Stated task: Repeat the records below exactly.

Data for the task:

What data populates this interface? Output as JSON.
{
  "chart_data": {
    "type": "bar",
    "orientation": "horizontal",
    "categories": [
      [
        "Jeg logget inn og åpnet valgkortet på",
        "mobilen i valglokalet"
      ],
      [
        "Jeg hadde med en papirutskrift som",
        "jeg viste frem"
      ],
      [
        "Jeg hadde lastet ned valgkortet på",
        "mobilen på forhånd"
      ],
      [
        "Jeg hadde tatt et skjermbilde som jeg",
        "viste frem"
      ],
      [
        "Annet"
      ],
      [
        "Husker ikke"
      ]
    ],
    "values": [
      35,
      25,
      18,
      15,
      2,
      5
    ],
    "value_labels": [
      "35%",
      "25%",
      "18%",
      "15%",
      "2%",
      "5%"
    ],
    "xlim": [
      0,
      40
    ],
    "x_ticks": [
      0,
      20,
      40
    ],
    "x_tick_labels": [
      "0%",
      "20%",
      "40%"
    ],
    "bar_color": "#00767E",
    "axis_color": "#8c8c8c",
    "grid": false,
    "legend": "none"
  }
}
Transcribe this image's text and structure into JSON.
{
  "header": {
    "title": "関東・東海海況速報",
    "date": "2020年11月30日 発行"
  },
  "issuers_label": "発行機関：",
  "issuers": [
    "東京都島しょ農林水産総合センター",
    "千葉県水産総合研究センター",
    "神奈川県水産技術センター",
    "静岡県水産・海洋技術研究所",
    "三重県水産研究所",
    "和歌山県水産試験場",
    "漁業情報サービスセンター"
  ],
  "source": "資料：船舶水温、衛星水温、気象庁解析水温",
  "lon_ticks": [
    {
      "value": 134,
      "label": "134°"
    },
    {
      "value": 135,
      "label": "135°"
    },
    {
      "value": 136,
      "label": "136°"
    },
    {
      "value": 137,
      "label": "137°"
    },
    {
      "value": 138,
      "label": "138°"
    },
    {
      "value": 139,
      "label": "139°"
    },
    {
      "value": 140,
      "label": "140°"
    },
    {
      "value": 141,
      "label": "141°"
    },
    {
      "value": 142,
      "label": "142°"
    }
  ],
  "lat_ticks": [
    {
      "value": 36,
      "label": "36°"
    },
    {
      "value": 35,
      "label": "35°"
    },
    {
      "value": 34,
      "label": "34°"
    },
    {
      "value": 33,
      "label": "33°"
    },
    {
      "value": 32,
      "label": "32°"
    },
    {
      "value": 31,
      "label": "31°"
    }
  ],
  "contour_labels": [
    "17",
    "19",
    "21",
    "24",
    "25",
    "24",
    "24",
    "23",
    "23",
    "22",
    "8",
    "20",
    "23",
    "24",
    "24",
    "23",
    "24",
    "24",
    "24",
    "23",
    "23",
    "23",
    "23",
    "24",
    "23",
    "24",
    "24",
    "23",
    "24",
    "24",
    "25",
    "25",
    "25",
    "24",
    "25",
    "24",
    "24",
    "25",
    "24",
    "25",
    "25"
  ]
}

Written solution:
What data populates this interface? Output as JSON.
{
  "chart_data": {
    "type": "bar",
    "orientation": "horizontal",
    "categories": [
      [
        "Jeg logget inn og åpnet valgkortet på",
        "mobilen i valglokalet"
      ],
      [
        "Jeg hadde med en papirutskrift som",
        "jeg viste frem"
      ],
      [
        "Jeg hadde lastet ned valgkortet på",
        "mobilen på forhånd"
      ],
      [
        "Jeg hadde tatt et skjermbilde som jeg",
        "viste frem"
      ],
      [
        "Annet"
      ],
      [
        "Husker ikke"
      ]
    ],
    "values": [
      35,
      25,
      18,
      15,
      2,
      5
    ],
    "value_labels": [
      "35%",
      "25%",
      "18%",
      "15%",
      "2%",
      "5%"
    ],
    "xlim": [
      0,
      40
    ],
    "x_ticks": [
      0,
      20,
      40
    ],
    "x_tick_labels": [
      "0%",
      "20%",
      "40%"
    ],
    "bar_color": "#00767E",
    "axis_color": "#8c8c8c",
    "grid": false,
    "legend": "none"
  }
}
Transcribe this image's text and structure into JSON.
{
  "header": {
    "title": "関東・東海海況速報",
    "date": "2020年11月30日 発行"
  },
  "issuers_label": "発行機関：",
  "issuers": [
    "東京都島しょ農林水産総合センター",
    "千葉県水産総合研究センター",
    "神奈川県水産技術センター",
    "静岡県水産・海洋技術研究所",
    "三重県水産研究所",
    "和歌山県水産試験場",
    "漁業情報サービスセンター"
  ],
  "source": "資料：船舶水温、衛星水温、気象庁解析水温",
  "lon_ticks": [
    {
      "value": 134,
      "label": "134°"
    },
    {
      "value": 135,
      "label": "135°"
    },
    {
      "value": 136,
      "label": "136°"
    },
    {
      "value": 137,
      "label": "137°"
    },
    {
      "value": 138,
      "label": "138°"
    },
    {
      "value": 139,
      "label": "139°"
    },
    {
      "value": 140,
      "label": "140°"
    },
    {
      "value": 141,
      "label": "141°"
    },
    {
      "value": 142,
      "label": "142°"
    }
  ],
  "lat_ticks": [
    {
      "value": 36,
      "label": "36°"
    },
    {
      "value": 35,
      "label": "35°"
    },
    {
      "value": 34,
      "label": "34°"
    },
    {
      "value": 33,
      "label": "33°"
    },
    {
      "value": 32,
      "label": "32°"
    },
    {
      "value": 31,
      "label": "31°"
    }
  ],
  "contour_labels": [
    "17",
    "19",
    "21",
    "24",
    "25",
    "24",
    "24",
    "23",
    "23",
    "22",
    "8",
    "20",
    "23",
    "24",
    "24",
    "23",
    "24",
    "24",
    "24",
    "23",
    "23",
    "23",
    "23",
    "24",
    "23",
    "24",
    "24",
    "23",
    "24",
    "24",
    "25",
    "25",
    "25",
    "24",
    "25",
    "24",
    "24",
    "25",
    "24",
    "25",
    "25"
  ]
}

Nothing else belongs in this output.